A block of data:
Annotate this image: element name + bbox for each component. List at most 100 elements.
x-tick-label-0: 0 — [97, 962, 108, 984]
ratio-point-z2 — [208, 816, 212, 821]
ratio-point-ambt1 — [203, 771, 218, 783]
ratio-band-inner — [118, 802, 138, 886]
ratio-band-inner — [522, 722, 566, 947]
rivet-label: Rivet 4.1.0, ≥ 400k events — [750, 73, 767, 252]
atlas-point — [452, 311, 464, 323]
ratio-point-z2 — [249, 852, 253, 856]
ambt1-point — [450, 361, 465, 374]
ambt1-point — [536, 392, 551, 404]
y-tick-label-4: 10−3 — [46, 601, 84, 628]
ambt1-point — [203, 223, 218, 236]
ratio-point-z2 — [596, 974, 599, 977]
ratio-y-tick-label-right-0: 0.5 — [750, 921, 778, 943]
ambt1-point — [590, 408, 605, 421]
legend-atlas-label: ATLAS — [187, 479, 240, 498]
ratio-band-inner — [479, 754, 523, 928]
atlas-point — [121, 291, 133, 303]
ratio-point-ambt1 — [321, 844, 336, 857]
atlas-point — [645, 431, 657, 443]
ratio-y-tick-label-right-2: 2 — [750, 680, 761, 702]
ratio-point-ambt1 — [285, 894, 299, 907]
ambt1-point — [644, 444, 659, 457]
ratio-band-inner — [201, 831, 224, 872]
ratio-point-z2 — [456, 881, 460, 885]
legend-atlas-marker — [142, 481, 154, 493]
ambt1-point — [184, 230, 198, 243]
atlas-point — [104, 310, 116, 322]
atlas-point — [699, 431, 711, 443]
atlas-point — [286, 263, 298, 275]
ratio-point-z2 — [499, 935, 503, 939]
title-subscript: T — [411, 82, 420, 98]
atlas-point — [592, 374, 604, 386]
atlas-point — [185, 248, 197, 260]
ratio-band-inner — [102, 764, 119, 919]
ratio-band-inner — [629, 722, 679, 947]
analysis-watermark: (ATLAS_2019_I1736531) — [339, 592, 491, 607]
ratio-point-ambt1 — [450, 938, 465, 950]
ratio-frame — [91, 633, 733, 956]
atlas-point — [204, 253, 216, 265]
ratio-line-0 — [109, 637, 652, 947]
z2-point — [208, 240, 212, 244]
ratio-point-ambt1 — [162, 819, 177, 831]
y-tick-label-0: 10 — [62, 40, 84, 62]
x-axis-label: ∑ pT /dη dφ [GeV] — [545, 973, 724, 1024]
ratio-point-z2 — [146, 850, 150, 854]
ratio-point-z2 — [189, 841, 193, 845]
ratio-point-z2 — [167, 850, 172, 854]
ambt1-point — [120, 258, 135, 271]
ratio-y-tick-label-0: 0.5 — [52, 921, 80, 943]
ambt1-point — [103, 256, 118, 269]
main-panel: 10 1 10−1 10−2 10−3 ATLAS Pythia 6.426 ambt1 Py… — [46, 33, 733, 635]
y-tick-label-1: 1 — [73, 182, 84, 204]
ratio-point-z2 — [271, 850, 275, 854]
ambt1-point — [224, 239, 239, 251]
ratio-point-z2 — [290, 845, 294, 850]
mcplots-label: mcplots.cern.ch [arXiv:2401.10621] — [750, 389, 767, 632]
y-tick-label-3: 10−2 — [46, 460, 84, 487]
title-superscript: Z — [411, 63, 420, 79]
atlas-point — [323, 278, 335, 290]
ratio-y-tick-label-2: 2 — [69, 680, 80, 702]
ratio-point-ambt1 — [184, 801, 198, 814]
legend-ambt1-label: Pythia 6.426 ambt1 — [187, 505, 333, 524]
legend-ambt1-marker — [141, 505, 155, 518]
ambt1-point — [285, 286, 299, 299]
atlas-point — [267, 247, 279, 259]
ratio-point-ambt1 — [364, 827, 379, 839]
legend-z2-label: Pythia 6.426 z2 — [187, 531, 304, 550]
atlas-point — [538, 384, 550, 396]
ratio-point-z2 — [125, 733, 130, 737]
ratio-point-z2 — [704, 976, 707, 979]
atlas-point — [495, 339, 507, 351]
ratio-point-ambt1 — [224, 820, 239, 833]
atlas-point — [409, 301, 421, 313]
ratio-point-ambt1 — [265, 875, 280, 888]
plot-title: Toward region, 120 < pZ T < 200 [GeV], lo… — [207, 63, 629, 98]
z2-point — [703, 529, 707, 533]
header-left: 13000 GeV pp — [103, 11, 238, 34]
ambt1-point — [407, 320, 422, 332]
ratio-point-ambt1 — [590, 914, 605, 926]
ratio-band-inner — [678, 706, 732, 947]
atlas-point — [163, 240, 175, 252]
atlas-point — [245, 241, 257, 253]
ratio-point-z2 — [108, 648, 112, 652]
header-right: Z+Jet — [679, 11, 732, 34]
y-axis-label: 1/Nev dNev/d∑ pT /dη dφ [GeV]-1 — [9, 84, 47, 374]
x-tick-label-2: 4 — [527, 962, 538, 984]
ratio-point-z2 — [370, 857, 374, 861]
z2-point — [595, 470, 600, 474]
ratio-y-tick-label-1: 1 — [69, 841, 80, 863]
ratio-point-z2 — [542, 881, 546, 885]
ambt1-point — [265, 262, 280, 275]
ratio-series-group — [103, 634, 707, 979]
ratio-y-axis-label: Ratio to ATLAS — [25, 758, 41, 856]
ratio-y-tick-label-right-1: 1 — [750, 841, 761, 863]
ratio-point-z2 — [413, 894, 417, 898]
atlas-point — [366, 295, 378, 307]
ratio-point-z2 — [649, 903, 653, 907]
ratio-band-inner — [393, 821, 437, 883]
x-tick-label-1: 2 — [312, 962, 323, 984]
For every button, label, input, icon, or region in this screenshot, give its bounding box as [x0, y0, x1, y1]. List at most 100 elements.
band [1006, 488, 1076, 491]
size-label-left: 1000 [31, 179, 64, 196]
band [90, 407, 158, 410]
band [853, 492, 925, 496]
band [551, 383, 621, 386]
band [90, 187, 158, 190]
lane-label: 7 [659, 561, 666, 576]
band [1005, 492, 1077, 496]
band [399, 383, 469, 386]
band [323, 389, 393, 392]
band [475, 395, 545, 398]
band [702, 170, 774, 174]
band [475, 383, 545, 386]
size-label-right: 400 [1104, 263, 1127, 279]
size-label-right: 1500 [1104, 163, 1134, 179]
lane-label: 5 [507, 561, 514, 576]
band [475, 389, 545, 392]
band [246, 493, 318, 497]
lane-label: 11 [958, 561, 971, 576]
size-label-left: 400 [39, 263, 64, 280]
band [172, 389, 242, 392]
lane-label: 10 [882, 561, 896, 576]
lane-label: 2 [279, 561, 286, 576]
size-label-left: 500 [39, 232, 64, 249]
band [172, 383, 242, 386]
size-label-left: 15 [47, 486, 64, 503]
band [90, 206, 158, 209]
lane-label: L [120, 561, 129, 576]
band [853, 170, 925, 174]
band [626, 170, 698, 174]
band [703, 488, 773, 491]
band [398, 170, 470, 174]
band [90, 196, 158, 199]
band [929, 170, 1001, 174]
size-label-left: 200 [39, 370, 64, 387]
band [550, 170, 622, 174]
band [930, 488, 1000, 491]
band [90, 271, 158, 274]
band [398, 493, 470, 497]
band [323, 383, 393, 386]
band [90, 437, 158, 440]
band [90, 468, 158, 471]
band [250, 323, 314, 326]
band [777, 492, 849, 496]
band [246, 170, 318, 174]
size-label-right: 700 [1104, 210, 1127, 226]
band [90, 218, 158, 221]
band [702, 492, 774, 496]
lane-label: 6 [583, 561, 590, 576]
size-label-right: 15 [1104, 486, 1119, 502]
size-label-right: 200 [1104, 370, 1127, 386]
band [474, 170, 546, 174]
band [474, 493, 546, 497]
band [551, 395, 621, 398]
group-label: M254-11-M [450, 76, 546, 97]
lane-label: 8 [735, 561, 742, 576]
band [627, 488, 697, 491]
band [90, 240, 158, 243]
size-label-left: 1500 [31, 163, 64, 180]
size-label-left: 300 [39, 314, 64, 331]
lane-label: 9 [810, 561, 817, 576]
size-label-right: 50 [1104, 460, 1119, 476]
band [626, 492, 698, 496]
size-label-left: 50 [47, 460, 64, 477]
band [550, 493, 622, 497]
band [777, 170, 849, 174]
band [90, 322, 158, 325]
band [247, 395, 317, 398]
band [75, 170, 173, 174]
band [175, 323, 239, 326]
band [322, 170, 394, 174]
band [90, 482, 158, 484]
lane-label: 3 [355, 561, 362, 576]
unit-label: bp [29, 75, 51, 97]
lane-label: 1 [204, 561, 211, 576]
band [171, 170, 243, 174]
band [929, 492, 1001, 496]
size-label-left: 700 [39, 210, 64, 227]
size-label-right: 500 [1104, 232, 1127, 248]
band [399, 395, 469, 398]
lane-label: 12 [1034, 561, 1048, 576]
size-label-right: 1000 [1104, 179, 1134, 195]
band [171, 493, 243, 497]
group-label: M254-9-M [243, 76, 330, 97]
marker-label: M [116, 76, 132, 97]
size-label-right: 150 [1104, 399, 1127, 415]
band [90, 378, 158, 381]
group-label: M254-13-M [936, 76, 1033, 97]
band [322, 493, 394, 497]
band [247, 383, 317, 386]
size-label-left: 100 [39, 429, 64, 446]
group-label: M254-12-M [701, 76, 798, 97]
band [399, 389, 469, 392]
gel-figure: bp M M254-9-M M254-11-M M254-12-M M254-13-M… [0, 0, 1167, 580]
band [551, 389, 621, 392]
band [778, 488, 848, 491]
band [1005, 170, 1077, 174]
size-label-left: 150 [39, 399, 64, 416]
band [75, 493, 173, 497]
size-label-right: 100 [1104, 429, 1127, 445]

* Task requirements
Please give the part of the entries that runs from the start through the line containing "y-tick-label-4: 10−3 — [46, 601, 84, 628]" as a Markdown table with the columns Row and Line, leaving out any blank lines.

* Exercise output
| Row | Line |
|---|---|
| 1 | Annotate this image: element name + bbox for each component. List at most 100 elements. |
| 2 | x-tick-label-0: 0 — [97, 962, 108, 984] |
| 3 | ratio-point-z2 — [208, 816, 212, 821] |
| 4 | ratio-point-ambt1 — [203, 771, 218, 783] |
| 5 | ratio-band-inner — [118, 802, 138, 886] |
| 6 | ratio-band-inner — [522, 722, 566, 947] |
| 7 | rivet-label: Rivet 4.1.0, ≥ 400k events — [750, 73, 767, 252] |
| 8 | atlas-point — [452, 311, 464, 323] |
| 9 | ratio-point-z2 — [249, 852, 253, 856] |
| 10 | ambt1-point — [450, 361, 465, 374] |
| 11 | ambt1-point — [536, 392, 551, 404] |
| 12 | y-tick-label-4: 10−3 — [46, 601, 84, 628] |